Document ▸

## start

Would a Class Proceeding be the Preferable Procedure for the Fair and Efficient Resolution of the Common Issues?
[49] The plaintiff asserts that, in addition to the presence of common issues, a class action is the preferable procedure in this case. He says that such a proceeding meets the three goals of improved access to justice, judicial economy and modification of behaviour. In his submission, the administration of the class proceeding will not present greater difficulties than those likely to be experienced if relief were sought by other means.
[50] The defendant, Gulf Log Salvage, says that given the discrete nature of each transaction between each of the class members and Gulf Log Salvage, and the multitude of factors that determine the price paid for each log salvaged over a period of more than twelve years, resolution of the issues cannot be accomplished efficiently or appropriately in a class action proceeding.

## end

Information supplied ▸

## start

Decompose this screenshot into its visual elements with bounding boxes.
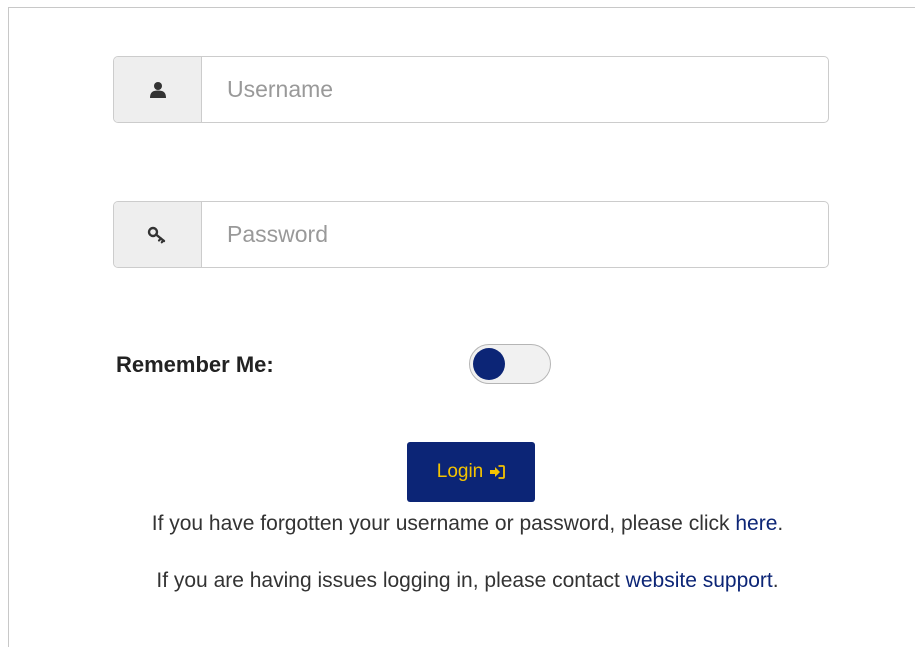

## end

Problems to work on ▸
- 1) Reproduce the stretch of the class proceeding excerpt from "[49] The plaintiff" through "class action proceeding.".
- 2) According to the class proceeding excerpt, over how long a period were the logs salvaged?
- 3) List the goals that, according to the plaintiff in the class proceeding excerpt, a class proceeding meets.

Per-task outputs ▸
- 1)
[49] The plaintiff asserts that, in addition to the presence of common issues, a class action is the preferable procedure in this case. He says that such a proceeding meets the three goals of improved access to justice, judicial economy and modification of behaviour. In his submission, the administration of the class proceeding will not present greater difficulties than those likely to be experienced if relief were sought by other means.
[50] The defendant, Gulf Log Salvage, says that given the discrete nature of each transaction between each of the class members and Gulf Log Salvage, and the multitude of factors that determine the price paid for each log salvaged over a period of more than twelve years, resolution of the issues cannot be accomplished efficiently or appropriately in a class action proceeding.

- 2) More than twelve years.

- 3)
- Improved access to justice
- Judicial economy
- Modification of behaviour